YOUR TASK:
Copy out the listing in full, exactly as written, but not its pictures.

----

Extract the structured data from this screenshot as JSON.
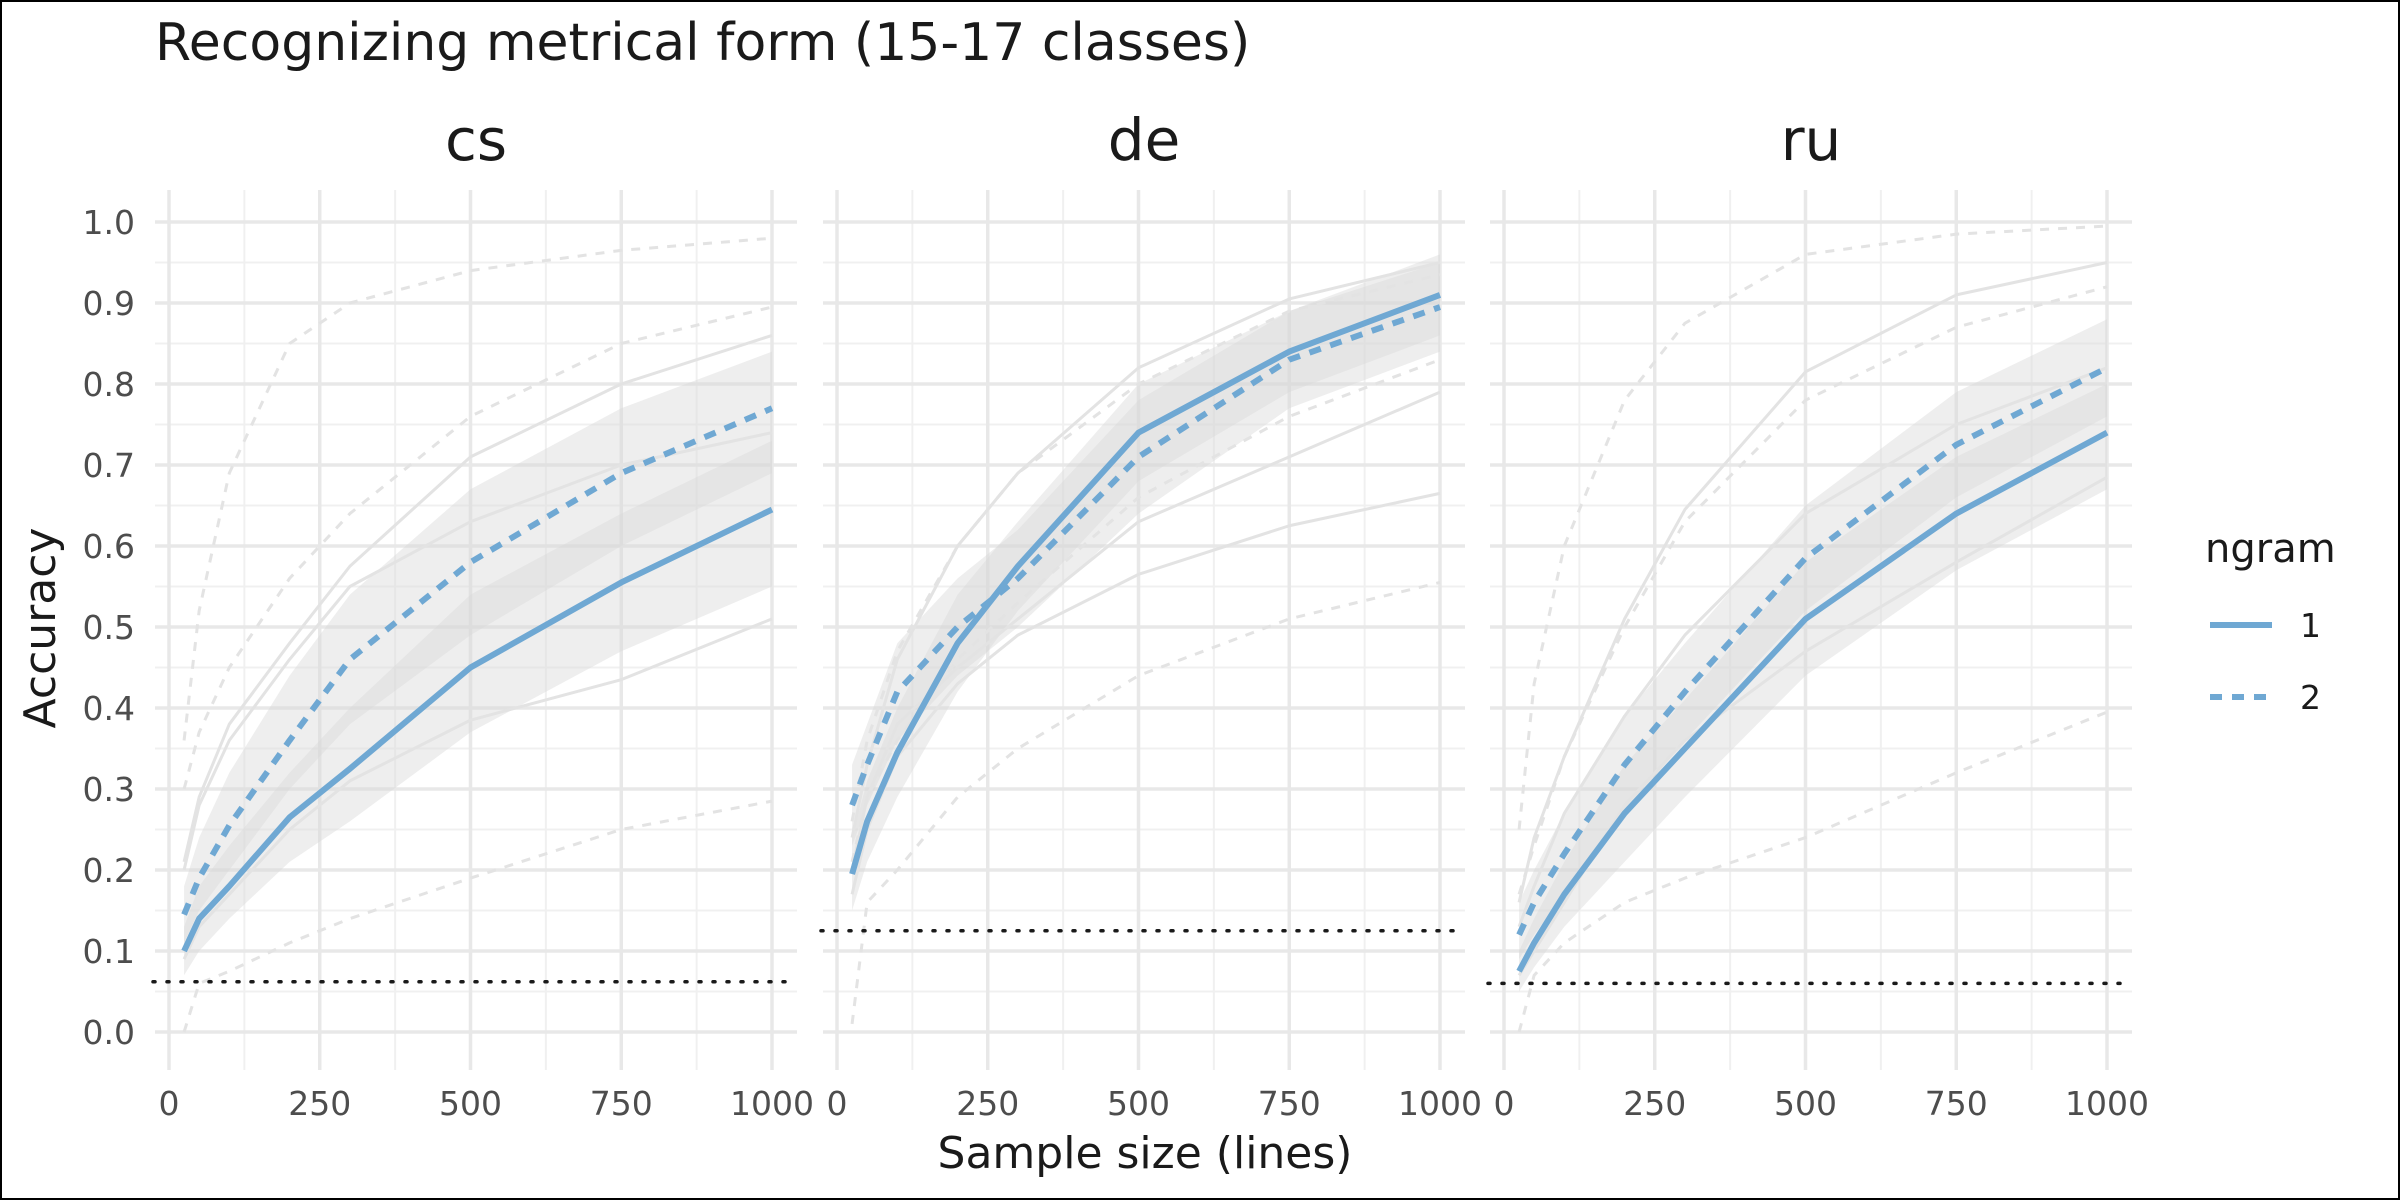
{
  "chart_data": {
    "type": "line",
    "title": "Recognizing metrical form (15-17 classes)",
    "xlabel": "Sample size (lines)",
    "ylabel": "Accuracy",
    "xlim": [
      0,
      1000
    ],
    "ylim": [
      0,
      1
    ],
    "x_ticks": [
      "0",
      "250",
      "500",
      "750",
      "1000"
    ],
    "y_ticks": [
      "0.0",
      "0.1",
      "0.2",
      "0.3",
      "0.4",
      "0.5",
      "0.6",
      "0.7",
      "0.8",
      "0.9",
      "1.0"
    ],
    "grid": true,
    "colors": {
      "highlight": "#6fa8d3",
      "background_lines": "#e3e3e3",
      "ribbon": "#ebebeb",
      "baseline": "#1a1a1a"
    },
    "legend": {
      "title": "ngram",
      "position": "right",
      "entries": [
        {
          "label": "1",
          "style": "solid"
        },
        {
          "label": "2",
          "style": "dashed"
        }
      ]
    },
    "x": [
      25,
      50,
      100,
      200,
      300,
      500,
      750,
      1000
    ],
    "panels": [
      {
        "name": "cs",
        "chance_level": 0.062,
        "series": [
          {
            "ngram": "1",
            "values": [
              0.1,
              0.14,
              0.18,
              0.265,
              0.325,
              0.45,
              0.555,
              0.645
            ]
          },
          {
            "ngram": "2",
            "values": [
              0.145,
              0.19,
              0.255,
              0.36,
              0.46,
              0.58,
              0.69,
              0.77
            ]
          }
        ],
        "ribbons": [
          {
            "ngram": "1",
            "lower": [
              0.07,
              0.1,
              0.14,
              0.21,
              0.26,
              0.37,
              0.47,
              0.55
            ],
            "upper": [
              0.13,
              0.18,
              0.23,
              0.32,
              0.4,
              0.54,
              0.64,
              0.73
            ]
          },
          {
            "ngram": "2",
            "lower": [
              0.11,
              0.15,
              0.2,
              0.3,
              0.38,
              0.49,
              0.6,
              0.69
            ],
            "upper": [
              0.18,
              0.24,
              0.32,
              0.44,
              0.54,
              0.67,
              0.77,
              0.84
            ]
          }
        ],
        "background_lines": [
          {
            "style": "solid",
            "values": [
              0.21,
              0.29,
              0.38,
              0.48,
              0.575,
              0.71,
              0.8,
              0.86
            ]
          },
          {
            "style": "solid",
            "values": [
              0.2,
              0.28,
              0.36,
              0.46,
              0.55,
              0.63,
              0.7,
              0.74
            ]
          },
          {
            "style": "solid",
            "values": [
              0.09,
              0.13,
              0.17,
              0.25,
              0.31,
              0.385,
              0.435,
              0.51
            ]
          },
          {
            "style": "dashed",
            "values": [
              0.36,
              0.52,
              0.69,
              0.85,
              0.9,
              0.94,
              0.965,
              0.98
            ]
          },
          {
            "style": "dashed",
            "values": [
              0.3,
              0.37,
              0.45,
              0.56,
              0.64,
              0.76,
              0.85,
              0.895
            ]
          },
          {
            "style": "dashed",
            "values": [
              0.0,
              0.06,
              0.075,
              0.11,
              0.14,
              0.19,
              0.25,
              0.285
            ]
          }
        ]
      },
      {
        "name": "de",
        "chance_level": 0.125,
        "series": [
          {
            "ngram": "1",
            "values": [
              0.195,
              0.26,
              0.345,
              0.48,
              0.575,
              0.74,
              0.84,
              0.91
            ]
          },
          {
            "ngram": "2",
            "values": [
              0.28,
              0.33,
              0.42,
              0.5,
              0.56,
              0.71,
              0.83,
              0.895
            ]
          }
        ],
        "ribbons": [
          {
            "ngram": "1",
            "lower": [
              0.15,
              0.21,
              0.29,
              0.42,
              0.52,
              0.68,
              0.79,
              0.86
            ],
            "upper": [
              0.24,
              0.31,
              0.4,
              0.54,
              0.63,
              0.8,
              0.89,
              0.96
            ]
          },
          {
            "ngram": "2",
            "lower": [
              0.23,
              0.28,
              0.36,
              0.44,
              0.5,
              0.64,
              0.77,
              0.84
            ],
            "upper": [
              0.33,
              0.38,
              0.48,
              0.56,
              0.62,
              0.78,
              0.89,
              0.95
            ]
          }
        ],
        "background_lines": [
          {
            "style": "solid",
            "values": [
              0.24,
              0.33,
              0.46,
              0.6,
              0.69,
              0.82,
              0.905,
              0.95
            ]
          },
          {
            "style": "solid",
            "values": [
              0.2,
              0.29,
              0.38,
              0.45,
              0.51,
              0.63,
              0.71,
              0.79
            ]
          },
          {
            "style": "solid",
            "values": [
              0.17,
              0.25,
              0.34,
              0.43,
              0.49,
              0.565,
              0.625,
              0.665
            ]
          },
          {
            "style": "dashed",
            "values": [
              0.26,
              0.36,
              0.47,
              0.6,
              0.69,
              0.8,
              0.89,
              0.935
            ]
          },
          {
            "style": "dashed",
            "values": [
              0.21,
              0.29,
              0.36,
              0.46,
              0.53,
              0.66,
              0.76,
              0.83
            ]
          },
          {
            "style": "dashed",
            "values": [
              0.01,
              0.16,
              0.2,
              0.29,
              0.35,
              0.44,
              0.51,
              0.555
            ]
          }
        ]
      },
      {
        "name": "ru",
        "chance_level": 0.06,
        "series": [
          {
            "ngram": "1",
            "values": [
              0.075,
              0.11,
              0.17,
              0.27,
              0.35,
              0.51,
              0.64,
              0.74
            ]
          },
          {
            "ngram": "2",
            "values": [
              0.12,
              0.16,
              0.22,
              0.33,
              0.42,
              0.585,
              0.725,
              0.82
            ]
          }
        ],
        "ribbons": [
          {
            "ngram": "1",
            "lower": [
              0.05,
              0.08,
              0.13,
              0.21,
              0.29,
              0.44,
              0.57,
              0.67
            ],
            "upper": [
              0.1,
              0.14,
              0.21,
              0.33,
              0.41,
              0.58,
              0.71,
              0.8
            ]
          },
          {
            "ngram": "2",
            "lower": [
              0.09,
              0.12,
              0.17,
              0.27,
              0.36,
              0.52,
              0.66,
              0.76
            ],
            "upper": [
              0.16,
              0.2,
              0.27,
              0.39,
              0.48,
              0.65,
              0.79,
              0.88
            ]
          }
        ],
        "background_lines": [
          {
            "style": "solid",
            "values": [
              0.16,
              0.24,
              0.34,
              0.51,
              0.645,
              0.815,
              0.91,
              0.95
            ]
          },
          {
            "style": "solid",
            "values": [
              0.13,
              0.18,
              0.27,
              0.39,
              0.49,
              0.64,
              0.75,
              0.82
            ]
          },
          {
            "style": "solid",
            "values": [
              0.07,
              0.1,
              0.16,
              0.28,
              0.36,
              0.47,
              0.58,
              0.685
            ]
          },
          {
            "style": "dashed",
            "values": [
              0.25,
              0.43,
              0.6,
              0.78,
              0.875,
              0.96,
              0.985,
              0.995
            ]
          },
          {
            "style": "dashed",
            "values": [
              0.17,
              0.23,
              0.34,
              0.5,
              0.63,
              0.78,
              0.87,
              0.92
            ]
          },
          {
            "style": "dashed",
            "values": [
              0.0,
              0.07,
              0.11,
              0.16,
              0.19,
              0.24,
              0.32,
              0.395
            ]
          }
        ]
      }
    ]
  }
}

----

RESULT FOR THIS EXERCISE:
Extract the structured data from this screenshot as JSON.
{
  "chart_data": {
    "type": "line",
    "title": "Recognizing metrical form (15-17 classes)",
    "xlabel": "Sample size (lines)",
    "ylabel": "Accuracy",
    "xlim": [
      0,
      1000
    ],
    "ylim": [
      0,
      1
    ],
    "x_ticks": [
      "0",
      "250",
      "500",
      "750",
      "1000"
    ],
    "y_ticks": [
      "0.0",
      "0.1",
      "0.2",
      "0.3",
      "0.4",
      "0.5",
      "0.6",
      "0.7",
      "0.8",
      "0.9",
      "1.0"
    ],
    "grid": true,
    "colors": {
      "highlight": "#6fa8d3",
      "background_lines": "#e3e3e3",
      "ribbon": "#ebebeb",
      "baseline": "#1a1a1a"
    },
    "legend": {
      "title": "ngram",
      "position": "right",
      "entries": [
        {
          "label": "1",
          "style": "solid"
        },
        {
          "label": "2",
          "style": "dashed"
        }
      ]
    },
    "x": [
      25,
      50,
      100,
      200,
      300,
      500,
      750,
      1000
    ],
    "panels": [
      {
        "name": "cs",
        "chance_level": 0.062,
        "series": [
          {
            "ngram": "1",
            "values": [
              0.1,
              0.14,
              0.18,
              0.265,
              0.325,
              0.45,
              0.555,
              0.645
            ]
          },
          {
            "ngram": "2",
            "values": [
              0.145,
              0.19,
              0.255,
              0.36,
              0.46,
              0.58,
              0.69,
              0.77
            ]
          }
        ],
        "ribbons": [
          {
            "ngram": "1",
            "lower": [
              0.07,
              0.1,
              0.14,
              0.21,
              0.26,
              0.37,
              0.47,
              0.55
            ],
            "upper": [
              0.13,
              0.18,
              0.23,
              0.32,
              0.4,
              0.54,
              0.64,
              0.73
            ]
          },
          {
            "ngram": "2",
            "lower": [
              0.11,
              0.15,
              0.2,
              0.3,
              0.38,
              0.49,
              0.6,
              0.69
            ],
            "upper": [
              0.18,
              0.24,
              0.32,
              0.44,
              0.54,
              0.67,
              0.77,
              0.84
            ]
          }
        ],
        "background_lines": [
          {
            "style": "solid",
            "values": [
              0.21,
              0.29,
              0.38,
              0.48,
              0.575,
              0.71,
              0.8,
              0.86
            ]
          },
          {
            "style": "solid",
            "values": [
              0.2,
              0.28,
              0.36,
              0.46,
              0.55,
              0.63,
              0.7,
              0.74
            ]
          },
          {
            "style": "solid",
            "values": [
              0.09,
              0.13,
              0.17,
              0.25,
              0.31,
              0.385,
              0.435,
              0.51
            ]
          },
          {
            "style": "dashed",
            "values": [
              0.36,
              0.52,
              0.69,
              0.85,
              0.9,
              0.94,
              0.965,
              0.98
            ]
          },
          {
            "style": "dashed",
            "values": [
              0.3,
              0.37,
              0.45,
              0.56,
              0.64,
              0.76,
              0.85,
              0.895
            ]
          },
          {
            "style": "dashed",
            "values": [
              0.0,
              0.06,
              0.075,
              0.11,
              0.14,
              0.19,
              0.25,
              0.285
            ]
          }
        ]
      },
      {
        "name": "de",
        "chance_level": 0.125,
        "series": [
          {
            "ngram": "1",
            "values": [
              0.195,
              0.26,
              0.345,
              0.48,
              0.575,
              0.74,
              0.84,
              0.91
            ]
          },
          {
            "ngram": "2",
            "values": [
              0.28,
              0.33,
              0.42,
              0.5,
              0.56,
              0.71,
              0.83,
              0.895
            ]
          }
        ],
        "ribbons": [
          {
            "ngram": "1",
            "lower": [
              0.15,
              0.21,
              0.29,
              0.42,
              0.52,
              0.68,
              0.79,
              0.86
            ],
            "upper": [
              0.24,
              0.31,
              0.4,
              0.54,
              0.63,
              0.8,
              0.89,
              0.96
            ]
          },
          {
            "ngram": "2",
            "lower": [
              0.23,
              0.28,
              0.36,
              0.44,
              0.5,
              0.64,
              0.77,
              0.84
            ],
            "upper": [
              0.33,
              0.38,
              0.48,
              0.56,
              0.62,
              0.78,
              0.89,
              0.95
            ]
          }
        ],
        "background_lines": [
          {
            "style": "solid",
            "values": [
              0.24,
              0.33,
              0.46,
              0.6,
              0.69,
              0.82,
              0.905,
              0.95
            ]
          },
          {
            "style": "solid",
            "values": [
              0.2,
              0.29,
              0.38,
              0.45,
              0.51,
              0.63,
              0.71,
              0.79
            ]
          },
          {
            "style": "solid",
            "values": [
              0.17,
              0.25,
              0.34,
              0.43,
              0.49,
              0.565,
              0.625,
              0.665
            ]
          },
          {
            "style": "dashed",
            "values": [
              0.26,
              0.36,
              0.47,
              0.6,
              0.69,
              0.8,
              0.89,
              0.935
            ]
          },
          {
            "style": "dashed",
            "values": [
              0.21,
              0.29,
              0.36,
              0.46,
              0.53,
              0.66,
              0.76,
              0.83
            ]
          },
          {
            "style": "dashed",
            "values": [
              0.01,
              0.16,
              0.2,
              0.29,
              0.35,
              0.44,
              0.51,
              0.555
            ]
          }
        ]
      },
      {
        "name": "ru",
        "chance_level": 0.06,
        "series": [
          {
            "ngram": "1",
            "values": [
              0.075,
              0.11,
              0.17,
              0.27,
              0.35,
              0.51,
              0.64,
              0.74
            ]
          },
          {
            "ngram": "2",
            "values": [
              0.12,
              0.16,
              0.22,
              0.33,
              0.42,
              0.585,
              0.725,
              0.82
            ]
          }
        ],
        "ribbons": [
          {
            "ngram": "1",
            "lower": [
              0.05,
              0.08,
              0.13,
              0.21,
              0.29,
              0.44,
              0.57,
              0.67
            ],
            "upper": [
              0.1,
              0.14,
              0.21,
              0.33,
              0.41,
              0.58,
              0.71,
              0.8
            ]
          },
          {
            "ngram": "2",
            "lower": [
              0.09,
              0.12,
              0.17,
              0.27,
              0.36,
              0.52,
              0.66,
              0.76
            ],
            "upper": [
              0.16,
              0.2,
              0.27,
              0.39,
              0.48,
              0.65,
              0.79,
              0.88
            ]
          }
        ],
        "background_lines": [
          {
            "style": "solid",
            "values": [
              0.16,
              0.24,
              0.34,
              0.51,
              0.645,
              0.815,
              0.91,
              0.95
            ]
          },
          {
            "style": "solid",
            "values": [
              0.13,
              0.18,
              0.27,
              0.39,
              0.49,
              0.64,
              0.75,
              0.82
            ]
          },
          {
            "style": "solid",
            "values": [
              0.07,
              0.1,
              0.16,
              0.28,
              0.36,
              0.47,
              0.58,
              0.685
            ]
          },
          {
            "style": "dashed",
            "values": [
              0.25,
              0.43,
              0.6,
              0.78,
              0.875,
              0.96,
              0.985,
              0.995
            ]
          },
          {
            "style": "dashed",
            "values": [
              0.17,
              0.23,
              0.34,
              0.5,
              0.63,
              0.78,
              0.87,
              0.92
            ]
          },
          {
            "style": "dashed",
            "values": [
              0.0,
              0.07,
              0.11,
              0.16,
              0.19,
              0.24,
              0.32,
              0.395
            ]
          }
        ]
      }
    ]
  }
}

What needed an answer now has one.